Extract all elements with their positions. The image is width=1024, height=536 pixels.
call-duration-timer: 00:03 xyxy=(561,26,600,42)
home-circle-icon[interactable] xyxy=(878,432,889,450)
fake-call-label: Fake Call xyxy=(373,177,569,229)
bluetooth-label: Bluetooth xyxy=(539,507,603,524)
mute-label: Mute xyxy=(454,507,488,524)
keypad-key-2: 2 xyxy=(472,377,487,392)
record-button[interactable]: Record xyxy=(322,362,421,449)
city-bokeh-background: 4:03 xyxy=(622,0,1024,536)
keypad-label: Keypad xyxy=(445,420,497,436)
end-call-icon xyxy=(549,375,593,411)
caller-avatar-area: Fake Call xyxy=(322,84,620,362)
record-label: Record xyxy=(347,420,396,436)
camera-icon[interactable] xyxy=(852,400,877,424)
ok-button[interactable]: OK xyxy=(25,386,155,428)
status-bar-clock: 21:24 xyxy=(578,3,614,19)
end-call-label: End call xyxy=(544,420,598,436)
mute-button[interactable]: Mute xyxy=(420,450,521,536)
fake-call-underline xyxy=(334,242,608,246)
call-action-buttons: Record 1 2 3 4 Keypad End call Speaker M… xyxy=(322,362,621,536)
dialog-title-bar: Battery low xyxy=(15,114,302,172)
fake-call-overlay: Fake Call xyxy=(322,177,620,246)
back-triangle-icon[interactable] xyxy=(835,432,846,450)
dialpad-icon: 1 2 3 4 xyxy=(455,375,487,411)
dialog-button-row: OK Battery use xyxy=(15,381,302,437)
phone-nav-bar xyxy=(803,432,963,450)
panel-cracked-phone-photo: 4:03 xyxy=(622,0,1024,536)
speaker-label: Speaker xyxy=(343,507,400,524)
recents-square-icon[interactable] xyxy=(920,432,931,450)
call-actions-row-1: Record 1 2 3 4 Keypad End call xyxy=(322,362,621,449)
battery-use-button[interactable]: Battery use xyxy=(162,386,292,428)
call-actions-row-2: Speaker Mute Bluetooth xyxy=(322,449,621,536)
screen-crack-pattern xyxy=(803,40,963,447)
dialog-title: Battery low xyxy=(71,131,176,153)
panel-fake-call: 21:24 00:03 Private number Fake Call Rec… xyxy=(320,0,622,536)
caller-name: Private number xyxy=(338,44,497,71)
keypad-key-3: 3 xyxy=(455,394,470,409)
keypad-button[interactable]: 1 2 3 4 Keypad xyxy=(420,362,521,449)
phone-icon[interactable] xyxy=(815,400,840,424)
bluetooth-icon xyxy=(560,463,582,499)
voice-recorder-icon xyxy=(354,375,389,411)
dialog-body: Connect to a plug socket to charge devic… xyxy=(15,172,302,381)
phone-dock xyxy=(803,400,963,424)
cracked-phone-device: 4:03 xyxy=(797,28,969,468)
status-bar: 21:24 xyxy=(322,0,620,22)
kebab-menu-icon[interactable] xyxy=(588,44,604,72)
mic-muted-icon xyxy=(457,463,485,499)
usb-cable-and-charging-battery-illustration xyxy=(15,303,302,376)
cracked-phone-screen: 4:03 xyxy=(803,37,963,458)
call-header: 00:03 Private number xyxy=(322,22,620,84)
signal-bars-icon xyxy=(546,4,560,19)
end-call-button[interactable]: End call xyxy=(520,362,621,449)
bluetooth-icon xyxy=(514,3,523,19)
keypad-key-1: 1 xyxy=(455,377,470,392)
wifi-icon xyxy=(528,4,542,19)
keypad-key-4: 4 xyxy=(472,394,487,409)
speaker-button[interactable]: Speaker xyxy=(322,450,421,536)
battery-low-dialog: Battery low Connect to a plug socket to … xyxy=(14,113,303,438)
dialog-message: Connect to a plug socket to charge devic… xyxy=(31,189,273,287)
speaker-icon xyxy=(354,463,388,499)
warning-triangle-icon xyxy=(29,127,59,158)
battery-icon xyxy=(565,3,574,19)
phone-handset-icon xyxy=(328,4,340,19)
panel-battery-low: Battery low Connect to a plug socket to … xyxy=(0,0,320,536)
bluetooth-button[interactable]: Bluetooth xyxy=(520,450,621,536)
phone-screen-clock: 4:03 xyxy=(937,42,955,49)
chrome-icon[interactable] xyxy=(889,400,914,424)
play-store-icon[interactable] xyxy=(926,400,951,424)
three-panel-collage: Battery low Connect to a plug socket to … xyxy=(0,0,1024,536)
******
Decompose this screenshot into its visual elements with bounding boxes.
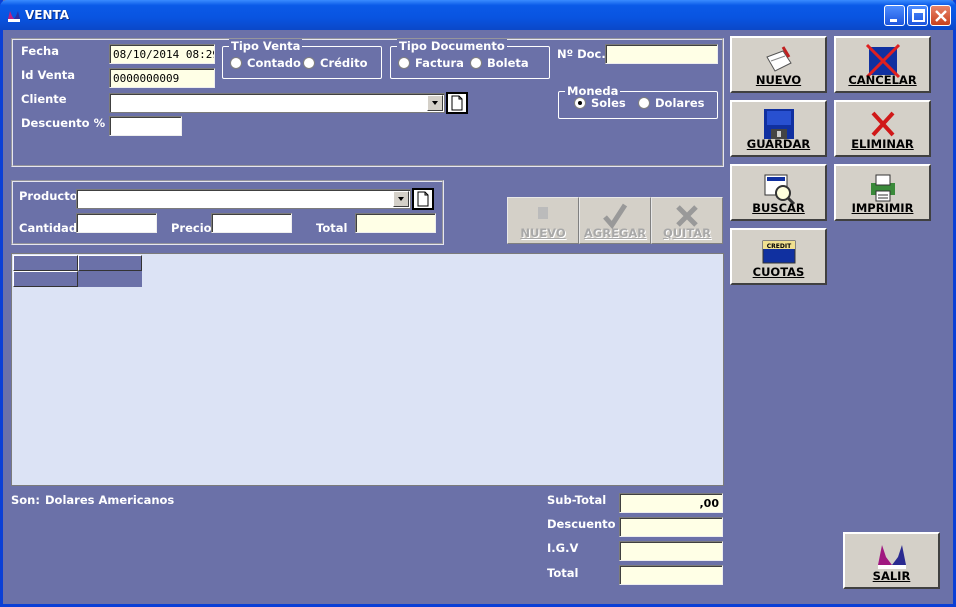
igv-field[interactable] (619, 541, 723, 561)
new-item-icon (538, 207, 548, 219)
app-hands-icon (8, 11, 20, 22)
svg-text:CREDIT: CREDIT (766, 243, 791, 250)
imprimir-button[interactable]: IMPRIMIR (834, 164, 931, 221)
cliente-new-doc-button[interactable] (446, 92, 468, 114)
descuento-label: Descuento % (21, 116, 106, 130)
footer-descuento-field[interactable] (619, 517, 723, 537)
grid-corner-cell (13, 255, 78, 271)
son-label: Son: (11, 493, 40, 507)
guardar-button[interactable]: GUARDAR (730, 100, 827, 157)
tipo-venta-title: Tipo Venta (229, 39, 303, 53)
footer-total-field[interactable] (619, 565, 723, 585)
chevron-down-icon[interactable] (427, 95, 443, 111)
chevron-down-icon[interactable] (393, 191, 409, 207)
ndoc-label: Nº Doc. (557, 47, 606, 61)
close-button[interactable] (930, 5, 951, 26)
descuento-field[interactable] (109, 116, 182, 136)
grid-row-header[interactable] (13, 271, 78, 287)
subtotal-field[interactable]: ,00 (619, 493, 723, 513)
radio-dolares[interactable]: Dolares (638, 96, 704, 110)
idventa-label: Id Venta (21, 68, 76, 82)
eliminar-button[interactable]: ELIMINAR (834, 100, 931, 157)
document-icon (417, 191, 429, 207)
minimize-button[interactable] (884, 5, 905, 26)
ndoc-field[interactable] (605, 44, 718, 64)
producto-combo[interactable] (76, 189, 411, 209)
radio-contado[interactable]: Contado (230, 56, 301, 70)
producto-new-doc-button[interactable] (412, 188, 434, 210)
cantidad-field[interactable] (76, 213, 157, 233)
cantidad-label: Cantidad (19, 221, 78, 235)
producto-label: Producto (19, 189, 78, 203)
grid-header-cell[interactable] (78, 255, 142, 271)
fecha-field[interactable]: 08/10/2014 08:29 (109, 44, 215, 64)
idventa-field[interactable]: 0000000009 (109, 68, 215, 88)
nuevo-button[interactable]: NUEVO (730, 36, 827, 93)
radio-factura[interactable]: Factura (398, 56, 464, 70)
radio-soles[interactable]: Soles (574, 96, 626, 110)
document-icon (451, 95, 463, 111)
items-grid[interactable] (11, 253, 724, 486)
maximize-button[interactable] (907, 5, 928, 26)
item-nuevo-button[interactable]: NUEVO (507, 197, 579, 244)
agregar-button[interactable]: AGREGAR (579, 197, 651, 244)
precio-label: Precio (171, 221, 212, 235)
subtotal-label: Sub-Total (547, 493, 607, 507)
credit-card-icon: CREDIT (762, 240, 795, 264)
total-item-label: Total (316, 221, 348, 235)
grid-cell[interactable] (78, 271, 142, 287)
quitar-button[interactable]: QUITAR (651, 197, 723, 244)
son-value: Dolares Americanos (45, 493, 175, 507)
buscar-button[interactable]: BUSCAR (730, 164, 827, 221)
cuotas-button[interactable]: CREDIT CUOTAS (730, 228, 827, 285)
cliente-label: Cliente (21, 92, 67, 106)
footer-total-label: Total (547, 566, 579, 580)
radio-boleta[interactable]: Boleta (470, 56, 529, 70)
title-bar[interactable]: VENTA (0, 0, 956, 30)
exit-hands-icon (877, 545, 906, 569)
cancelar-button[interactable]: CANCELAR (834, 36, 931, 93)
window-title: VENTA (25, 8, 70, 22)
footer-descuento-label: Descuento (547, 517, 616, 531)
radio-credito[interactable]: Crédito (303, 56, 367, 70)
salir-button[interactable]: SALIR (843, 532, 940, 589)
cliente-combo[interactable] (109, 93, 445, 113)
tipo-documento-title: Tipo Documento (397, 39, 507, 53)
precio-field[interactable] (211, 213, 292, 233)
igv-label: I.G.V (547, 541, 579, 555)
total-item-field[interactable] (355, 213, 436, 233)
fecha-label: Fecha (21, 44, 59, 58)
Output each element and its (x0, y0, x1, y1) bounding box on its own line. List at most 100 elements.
******
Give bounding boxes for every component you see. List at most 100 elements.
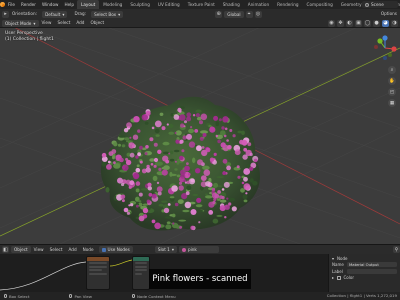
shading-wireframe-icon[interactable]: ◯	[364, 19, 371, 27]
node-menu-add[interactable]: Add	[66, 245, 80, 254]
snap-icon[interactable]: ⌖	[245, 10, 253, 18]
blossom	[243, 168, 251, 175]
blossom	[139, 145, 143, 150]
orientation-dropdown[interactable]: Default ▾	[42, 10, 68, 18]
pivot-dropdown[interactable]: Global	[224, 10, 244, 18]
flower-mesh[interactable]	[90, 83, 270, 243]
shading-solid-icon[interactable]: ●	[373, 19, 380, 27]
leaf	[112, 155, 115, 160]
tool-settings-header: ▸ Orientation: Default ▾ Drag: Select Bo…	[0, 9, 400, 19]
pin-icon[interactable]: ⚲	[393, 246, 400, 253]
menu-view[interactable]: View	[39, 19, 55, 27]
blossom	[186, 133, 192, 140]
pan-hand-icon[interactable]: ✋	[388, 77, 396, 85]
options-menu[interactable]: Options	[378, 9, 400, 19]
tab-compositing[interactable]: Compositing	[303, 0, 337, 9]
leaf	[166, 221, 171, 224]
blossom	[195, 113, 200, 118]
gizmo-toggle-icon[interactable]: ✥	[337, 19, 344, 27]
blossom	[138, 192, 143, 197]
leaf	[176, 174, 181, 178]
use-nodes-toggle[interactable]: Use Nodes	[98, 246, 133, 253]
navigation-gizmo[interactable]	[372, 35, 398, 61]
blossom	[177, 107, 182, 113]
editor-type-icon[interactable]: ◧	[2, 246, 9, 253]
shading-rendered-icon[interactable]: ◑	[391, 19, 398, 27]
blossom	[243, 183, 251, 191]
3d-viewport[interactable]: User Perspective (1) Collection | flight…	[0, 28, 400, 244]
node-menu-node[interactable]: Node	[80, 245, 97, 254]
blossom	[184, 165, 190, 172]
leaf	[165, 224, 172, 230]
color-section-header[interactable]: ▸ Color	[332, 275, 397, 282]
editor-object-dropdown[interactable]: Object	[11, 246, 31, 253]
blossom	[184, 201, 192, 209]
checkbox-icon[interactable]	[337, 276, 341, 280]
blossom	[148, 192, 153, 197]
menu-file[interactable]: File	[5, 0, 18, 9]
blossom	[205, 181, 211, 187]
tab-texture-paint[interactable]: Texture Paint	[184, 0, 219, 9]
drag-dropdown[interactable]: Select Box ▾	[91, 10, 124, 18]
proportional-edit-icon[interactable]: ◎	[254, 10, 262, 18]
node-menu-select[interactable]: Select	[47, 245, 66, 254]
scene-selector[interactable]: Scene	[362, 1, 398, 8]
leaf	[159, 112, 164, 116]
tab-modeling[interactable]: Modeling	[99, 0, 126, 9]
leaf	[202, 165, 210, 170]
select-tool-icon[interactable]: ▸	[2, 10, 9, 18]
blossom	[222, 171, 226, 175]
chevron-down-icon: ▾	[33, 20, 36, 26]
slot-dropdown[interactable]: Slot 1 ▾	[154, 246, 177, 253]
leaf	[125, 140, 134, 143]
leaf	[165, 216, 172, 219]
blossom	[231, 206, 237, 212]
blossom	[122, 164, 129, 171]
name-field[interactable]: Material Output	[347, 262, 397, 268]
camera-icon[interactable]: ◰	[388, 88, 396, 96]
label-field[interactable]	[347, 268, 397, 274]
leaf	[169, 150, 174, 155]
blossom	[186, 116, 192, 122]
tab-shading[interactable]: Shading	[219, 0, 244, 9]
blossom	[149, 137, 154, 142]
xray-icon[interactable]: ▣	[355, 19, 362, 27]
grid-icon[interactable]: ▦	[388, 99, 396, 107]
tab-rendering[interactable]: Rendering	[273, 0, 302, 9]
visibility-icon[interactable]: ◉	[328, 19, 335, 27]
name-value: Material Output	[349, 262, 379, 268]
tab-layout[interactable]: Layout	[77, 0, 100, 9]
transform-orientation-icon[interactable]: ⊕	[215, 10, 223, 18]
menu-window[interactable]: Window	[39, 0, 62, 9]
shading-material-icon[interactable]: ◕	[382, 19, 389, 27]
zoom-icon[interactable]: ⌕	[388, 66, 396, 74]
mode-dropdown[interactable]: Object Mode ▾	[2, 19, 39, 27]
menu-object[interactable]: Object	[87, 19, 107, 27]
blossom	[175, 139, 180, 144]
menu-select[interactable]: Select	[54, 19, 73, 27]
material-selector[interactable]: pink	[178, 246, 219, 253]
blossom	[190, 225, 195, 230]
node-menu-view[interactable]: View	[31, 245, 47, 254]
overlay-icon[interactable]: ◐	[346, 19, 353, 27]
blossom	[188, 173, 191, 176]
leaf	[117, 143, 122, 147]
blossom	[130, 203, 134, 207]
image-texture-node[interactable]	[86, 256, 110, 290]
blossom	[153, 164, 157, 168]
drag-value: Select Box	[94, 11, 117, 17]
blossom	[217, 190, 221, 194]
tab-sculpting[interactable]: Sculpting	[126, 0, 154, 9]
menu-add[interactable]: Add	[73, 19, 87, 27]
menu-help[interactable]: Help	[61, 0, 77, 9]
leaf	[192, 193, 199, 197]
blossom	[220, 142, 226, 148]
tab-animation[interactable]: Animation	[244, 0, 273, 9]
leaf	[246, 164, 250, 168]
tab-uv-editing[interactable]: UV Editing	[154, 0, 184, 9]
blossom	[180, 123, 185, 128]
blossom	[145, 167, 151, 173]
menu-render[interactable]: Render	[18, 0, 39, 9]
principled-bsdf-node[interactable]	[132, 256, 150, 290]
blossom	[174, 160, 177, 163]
******
What the task asks » Reproduce everything from the line with "19, 371, 27]" down to the line with "tool-settings-header: ▸ Orientation: Default", with "blossom" replaced by "petal" and all else left unchanged.

Full response »
shading-wireframe-icon[interactable]: ◯	[364, 19, 371, 27]
node-menu-add[interactable]: Add	[66, 245, 80, 254]
snap-icon[interactable]: ⌖	[245, 10, 253, 18]
petal	[243, 168, 251, 175]
petal	[139, 145, 143, 150]
orientation-dropdown[interactable]: Default ▾	[42, 10, 68, 18]
pivot-dropdown[interactable]: Global	[224, 10, 244, 18]
flower-mesh[interactable]	[90, 83, 270, 243]
shading-solid-icon[interactable]: ●	[373, 19, 380, 27]
leaf	[112, 155, 115, 160]
tool-settings-header: ▸ Orientation: Default ▾ Drag: Select Bo…	[0, 9, 400, 19]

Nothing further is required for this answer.